■ Problem ■
Print all the data, keeping every line exactly as it is.

Dataset records
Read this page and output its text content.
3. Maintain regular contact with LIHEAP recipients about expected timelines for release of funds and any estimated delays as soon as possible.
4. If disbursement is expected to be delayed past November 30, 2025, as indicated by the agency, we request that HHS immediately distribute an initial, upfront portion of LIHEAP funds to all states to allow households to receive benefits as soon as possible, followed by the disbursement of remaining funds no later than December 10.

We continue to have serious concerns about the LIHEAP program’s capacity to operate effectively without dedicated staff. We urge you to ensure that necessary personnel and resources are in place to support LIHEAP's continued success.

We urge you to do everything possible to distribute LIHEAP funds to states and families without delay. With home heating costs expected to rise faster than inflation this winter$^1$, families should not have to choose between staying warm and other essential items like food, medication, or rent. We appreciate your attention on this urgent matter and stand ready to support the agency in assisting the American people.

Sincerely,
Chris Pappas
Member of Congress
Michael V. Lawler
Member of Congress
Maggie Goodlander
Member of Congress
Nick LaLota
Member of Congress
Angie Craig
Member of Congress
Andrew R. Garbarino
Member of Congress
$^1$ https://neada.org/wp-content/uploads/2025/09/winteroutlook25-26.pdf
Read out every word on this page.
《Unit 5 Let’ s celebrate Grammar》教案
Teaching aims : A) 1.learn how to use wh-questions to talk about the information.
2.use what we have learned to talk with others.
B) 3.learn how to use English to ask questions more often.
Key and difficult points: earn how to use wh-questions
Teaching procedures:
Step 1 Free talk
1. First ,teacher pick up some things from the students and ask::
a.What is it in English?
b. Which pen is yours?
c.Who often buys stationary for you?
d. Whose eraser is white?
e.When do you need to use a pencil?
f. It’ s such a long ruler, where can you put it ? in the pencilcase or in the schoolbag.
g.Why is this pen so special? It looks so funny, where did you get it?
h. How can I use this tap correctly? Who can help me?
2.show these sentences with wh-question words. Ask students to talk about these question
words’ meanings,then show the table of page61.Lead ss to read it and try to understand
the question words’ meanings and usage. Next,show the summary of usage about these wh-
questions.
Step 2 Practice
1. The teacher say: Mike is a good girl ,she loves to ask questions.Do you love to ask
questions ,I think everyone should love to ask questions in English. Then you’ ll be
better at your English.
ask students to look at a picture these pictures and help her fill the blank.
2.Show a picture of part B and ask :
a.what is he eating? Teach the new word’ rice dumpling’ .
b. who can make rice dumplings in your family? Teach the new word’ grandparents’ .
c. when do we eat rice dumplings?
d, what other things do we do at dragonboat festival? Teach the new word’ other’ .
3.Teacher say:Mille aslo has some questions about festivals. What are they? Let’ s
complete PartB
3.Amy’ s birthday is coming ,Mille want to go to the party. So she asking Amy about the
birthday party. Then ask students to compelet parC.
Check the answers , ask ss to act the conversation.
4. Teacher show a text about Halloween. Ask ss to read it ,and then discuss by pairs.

■ Exercise solution ■
Read this page and output its text content.
3. Maintain regular contact with LIHEAP recipients about expected timelines for release of funds and any estimated delays as soon as possible.
4. If disbursement is expected to be delayed past November 30, 2025, as indicated by the agency, we request that HHS immediately distribute an initial, upfront portion of LIHEAP funds to all states to allow households to receive benefits as soon as possible, followed by the disbursement of remaining funds no later than December 10.

We continue to have serious concerns about the LIHEAP program’s capacity to operate effectively without dedicated staff. We urge you to ensure that necessary personnel and resources are in place to support LIHEAP's continued success.

We urge you to do everything possible to distribute LIHEAP funds to states and families without delay. With home heating costs expected to rise faster than inflation this winter$^1$, families should not have to choose between staying warm and other essential items like food, medication, or rent. We appreciate your attention on this urgent matter and stand ready to support the agency in assisting the American people.

Sincerely,
Chris Pappas
Member of Congress
Michael V. Lawler
Member of Congress
Maggie Goodlander
Member of Congress
Nick LaLota
Member of Congress
Angie Craig
Member of Congress
Andrew R. Garbarino
Member of Congress
$^1$ https://neada.org/wp-content/uploads/2025/09/winteroutlook25-26.pdf
Read out every word on this page.
《Unit 5 Let’ s celebrate Grammar》教案
Teaching aims : A) 1.learn how to use wh-questions to talk about the information.
2.use what we have learned to talk with others.
B) 3.learn how to use English to ask questions more often.
Key and difficult points: earn how to use wh-questions
Teaching procedures:
Step 1 Free talk
1. First ,teacher pick up some things from the students and ask::
a.What is it in English?
b. Which pen is yours?
c.Who often buys stationary for you?
d. Whose eraser is white?
e.When do you need to use a pencil?
f. It’ s such a long ruler, where can you put it ? in the pencilcase or in the schoolbag.
g.Why is this pen so special? It looks so funny, where did you get it?
h. How can I use this tap correctly? Who can help me?
2.show these sentences with wh-question words. Ask students to talk about these question
words’ meanings,then show the table of page61.Lead ss to read it and try to understand
the question words’ meanings and usage. Next,show the summary of usage about these wh-
questions.
Step 2 Practice
1. The teacher say: Mike is a good girl ,she loves to ask questions.Do you love to ask
questions ,I think everyone should love to ask questions in English. Then you’ ll be
better at your English.
ask students to look at a picture these pictures and help her fill the blank.
2.Show a picture of part B and ask :
a.what is he eating? Teach the new word’ rice dumpling’ .
b. who can make rice dumplings in your family? Teach the new word’ grandparents’ .
c. when do we eat rice dumplings?
d, what other things do we do at dragonboat festival? Teach the new word’ other’ .
3.Teacher say:Mille aslo has some questions about festivals. What are they? Let’ s
complete PartB
3.Amy’ s birthday is coming ,Mille want to go to the party. So she asking Amy about the
birthday party. Then ask students to compelet parC.
Check the answers , ask ss to act the conversation.
4. Teacher show a text about Halloween. Ask ss to read it ,and then discuss by pairs.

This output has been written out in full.